▶ _Aim_:
Search the material for the word "JSON" and report each line where it turns up.

▶ _Data entries_:
--------------------------------
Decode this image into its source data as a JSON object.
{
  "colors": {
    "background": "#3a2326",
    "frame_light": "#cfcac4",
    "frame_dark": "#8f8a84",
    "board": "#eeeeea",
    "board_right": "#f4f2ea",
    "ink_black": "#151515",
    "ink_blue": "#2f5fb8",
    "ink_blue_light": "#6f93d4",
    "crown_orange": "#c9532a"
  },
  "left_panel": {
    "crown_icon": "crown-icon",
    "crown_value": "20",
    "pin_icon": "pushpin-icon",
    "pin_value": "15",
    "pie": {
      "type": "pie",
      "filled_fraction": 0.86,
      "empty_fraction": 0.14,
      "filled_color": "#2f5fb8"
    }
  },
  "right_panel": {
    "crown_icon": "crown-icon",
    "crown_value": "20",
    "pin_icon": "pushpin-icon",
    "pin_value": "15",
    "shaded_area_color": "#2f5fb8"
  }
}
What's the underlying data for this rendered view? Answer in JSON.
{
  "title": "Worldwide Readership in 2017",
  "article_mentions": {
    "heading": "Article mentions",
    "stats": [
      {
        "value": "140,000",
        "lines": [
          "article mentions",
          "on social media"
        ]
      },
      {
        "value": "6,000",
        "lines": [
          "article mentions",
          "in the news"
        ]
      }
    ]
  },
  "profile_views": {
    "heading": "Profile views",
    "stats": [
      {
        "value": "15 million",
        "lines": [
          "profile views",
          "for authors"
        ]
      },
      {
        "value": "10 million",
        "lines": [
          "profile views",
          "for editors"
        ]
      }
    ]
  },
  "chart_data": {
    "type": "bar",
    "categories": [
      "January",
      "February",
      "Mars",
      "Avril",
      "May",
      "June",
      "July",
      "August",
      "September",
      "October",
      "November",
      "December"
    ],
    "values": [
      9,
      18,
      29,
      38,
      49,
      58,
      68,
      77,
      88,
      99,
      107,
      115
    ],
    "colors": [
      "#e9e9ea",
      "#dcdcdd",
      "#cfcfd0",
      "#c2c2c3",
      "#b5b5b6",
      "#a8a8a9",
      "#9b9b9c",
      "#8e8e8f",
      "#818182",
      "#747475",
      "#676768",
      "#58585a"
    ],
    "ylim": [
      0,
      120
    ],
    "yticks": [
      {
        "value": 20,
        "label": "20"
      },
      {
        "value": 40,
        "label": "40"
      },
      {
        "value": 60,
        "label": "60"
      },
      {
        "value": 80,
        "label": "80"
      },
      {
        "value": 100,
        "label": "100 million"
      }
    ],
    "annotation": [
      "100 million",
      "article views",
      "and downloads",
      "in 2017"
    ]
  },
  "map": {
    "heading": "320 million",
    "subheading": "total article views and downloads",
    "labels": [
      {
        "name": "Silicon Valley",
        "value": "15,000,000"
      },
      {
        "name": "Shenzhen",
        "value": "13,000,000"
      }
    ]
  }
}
--------------------------------
▶ _Answer to the problem_:
Decode this image into its source data as a JSON object.
What's the underlying data for this rendered view? Answer in JSON.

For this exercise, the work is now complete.